▶ [Data shown]:
+ + + +

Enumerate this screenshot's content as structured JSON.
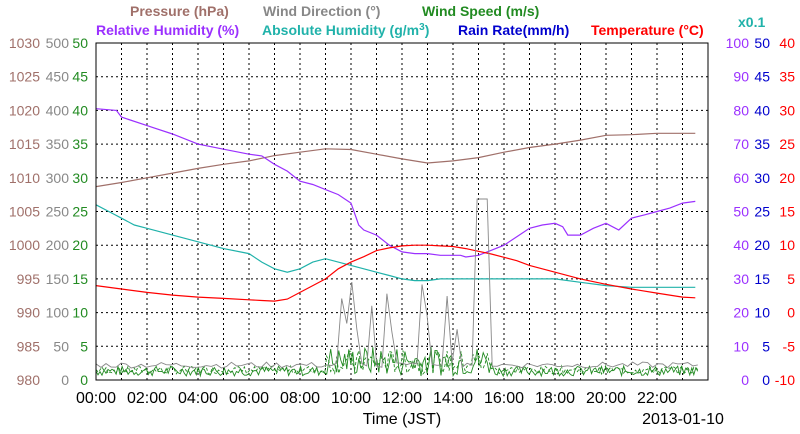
{
  "chart_data": {
    "type": "line",
    "date": "2013-01-10",
    "xlabel": "Time (JST)",
    "x_ticks": [
      "00:00",
      "02:00",
      "04:00",
      "06:00",
      "08:00",
      "10:00",
      "12:00",
      "14:00",
      "16:00",
      "18:00",
      "20:00",
      "22:00"
    ],
    "x_range_hours": [
      0,
      24
    ],
    "grid": true,
    "legend": {
      "top": [
        {
          "text": "Pressure (hPa)",
          "color": "#a0706a"
        },
        {
          "text": "Wind Direction (°)",
          "color": "#888888"
        },
        {
          "text": "Wind Speed (m/s)",
          "color": "#228b22"
        }
      ],
      "second": [
        {
          "text": "Relative Humidity (%)",
          "color": "#9b30ff"
        },
        {
          "text": "Absolute Humidity (g/m",
          "color": "#20b2aa",
          "sup": "3",
          "after": ")"
        },
        {
          "text": "Rain Rate(mm/h)",
          "color": "#0000cd"
        },
        {
          "text": "Temperature (°C)",
          "color": "#ff0000"
        }
      ],
      "multiplier": {
        "text": "x0.1",
        "color": "#20b2aa"
      }
    },
    "axes": {
      "pressure": {
        "label": "hPa",
        "color": "#a0706a",
        "range": [
          980,
          1030
        ],
        "ticks": [
          "1030",
          "1025",
          "1020",
          "1015",
          "1010",
          "1005",
          "1000",
          "995",
          "990",
          "985",
          "980"
        ]
      },
      "wind_direction": {
        "label": "deg",
        "color": "#888888",
        "range": [
          0,
          500
        ],
        "ticks": [
          "500",
          "450",
          "400",
          "350",
          "300",
          "250",
          "200",
          "150",
          "100",
          "50",
          "0"
        ]
      },
      "wind_speed": {
        "label": "m/s",
        "color": "#228b22",
        "range": [
          0,
          50
        ],
        "ticks": [
          "50",
          "45",
          "40",
          "35",
          "30",
          "25",
          "20",
          "15",
          "10",
          "5",
          "0"
        ]
      },
      "humidity": {
        "label": "%",
        "color": "#9b30ff",
        "range": [
          0,
          100
        ],
        "ticks": [
          "100",
          "90",
          "80",
          "70",
          "60",
          "50",
          "40",
          "30",
          "20",
          "10",
          "0"
        ]
      },
      "rain_rate": {
        "label": "mm/h",
        "color": "#0000cd",
        "range": [
          0,
          50
        ],
        "ticks": [
          "50",
          "45",
          "40",
          "35",
          "30",
          "25",
          "20",
          "15",
          "10",
          "5",
          "0"
        ]
      },
      "temperature": {
        "label": "°C",
        "color": "#ff0000",
        "range": [
          -10,
          40
        ],
        "ticks": [
          "40",
          "35",
          "30",
          "25",
          "20",
          "15",
          "10",
          "5",
          "0",
          "-5",
          "-10"
        ]
      }
    },
    "series": [
      {
        "name": "Pressure (hPa)",
        "axis": "pressure",
        "color": "#a0706a",
        "x": [
          0,
          1,
          2,
          3,
          4,
          5,
          6,
          7,
          8,
          9,
          10,
          11,
          12,
          13,
          14,
          15,
          16,
          17,
          18,
          19,
          20,
          21,
          22,
          23.5
        ],
        "y": [
          1008.7,
          1009.3,
          1010,
          1010.7,
          1011.4,
          1012,
          1012.5,
          1013.3,
          1013.8,
          1014.3,
          1014.2,
          1013.5,
          1012.8,
          1012.2,
          1012.5,
          1013,
          1013.8,
          1014.5,
          1015,
          1015.6,
          1016.3,
          1016.4,
          1016.6,
          1016.6
        ]
      },
      {
        "name": "Relative Humidity (%)",
        "axis": "humidity",
        "color": "#9b30ff",
        "x": [
          0,
          0.8,
          1,
          2,
          3,
          4,
          5,
          6,
          6.5,
          7,
          7.5,
          8,
          8.5,
          9,
          9.5,
          10,
          10.3,
          10.5,
          11,
          11.5,
          12,
          12.5,
          13,
          13.5,
          14,
          14.3,
          14.5,
          15,
          15.5,
          16,
          16.5,
          17,
          17.5,
          18,
          18.3,
          18.5,
          19,
          19.5,
          20,
          20.5,
          21,
          21.5,
          22,
          22.5,
          23,
          23.5
        ],
        "y": [
          80.5,
          80,
          78,
          75.5,
          73,
          70,
          68.5,
          67,
          66.5,
          64,
          62,
          59,
          58,
          56.5,
          55,
          52.5,
          46,
          44.5,
          43,
          40,
          38,
          37.5,
          37.5,
          37,
          37,
          37,
          36.5,
          37,
          38.5,
          40,
          42.5,
          45,
          46,
          46.5,
          45.5,
          43,
          43,
          45,
          46.5,
          44.5,
          48,
          49,
          50,
          51,
          52.5,
          53
        ]
      },
      {
        "name": "Absolute Humidity (g/m3)",
        "axis": "humidity",
        "color": "#20b2aa",
        "x": [
          0,
          0.5,
          1,
          1.5,
          2,
          3,
          4,
          5,
          6,
          6.5,
          7,
          7.5,
          8,
          8.5,
          9,
          10,
          11,
          11.5,
          12,
          12.5,
          13,
          13.5,
          14,
          14.5,
          15,
          16,
          17,
          18,
          19,
          20,
          21,
          22,
          23,
          23.5
        ],
        "y": [
          52,
          50,
          48,
          46,
          45,
          43,
          41,
          39,
          37.5,
          35,
          33,
          32,
          33,
          35,
          36,
          34,
          32,
          31,
          30,
          29.5,
          29.5,
          30,
          30,
          30,
          30,
          30,
          30,
          30,
          29,
          28,
          27.5,
          27.5,
          27.5,
          27.5
        ]
      },
      {
        "name": "Temperature (°C)",
        "axis": "temperature",
        "color": "#ff0000",
        "x": [
          0,
          1,
          2,
          3,
          4,
          5,
          6,
          6.5,
          7,
          7.5,
          8,
          8.5,
          9,
          9.5,
          10,
          10.5,
          11,
          11.5,
          12,
          12.5,
          13,
          13.5,
          14,
          14.5,
          15,
          15.5,
          16,
          16.5,
          17,
          18,
          19,
          20,
          21,
          22,
          23,
          23.5
        ],
        "y": [
          4,
          3.5,
          3,
          2.6,
          2.3,
          2.1,
          1.9,
          1.8,
          1.7,
          2,
          3,
          4,
          5,
          6.5,
          7.5,
          8.3,
          9.2,
          9.6,
          9.9,
          10,
          10,
          9.9,
          9.8,
          9.5,
          9.1,
          8.7,
          8.2,
          7.7,
          7,
          6,
          5,
          4.2,
          3.5,
          2.9,
          2.3,
          2.2
        ]
      }
    ]
  }
}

+ + + +

▶ [Aim of the exercise]:
Look through the entries and find each line that has the string "Relative". Copy those lines.

▶ [Output below]:
          "text": "Relative Humidity (%)",
        "name": "Relative Humidity (%)",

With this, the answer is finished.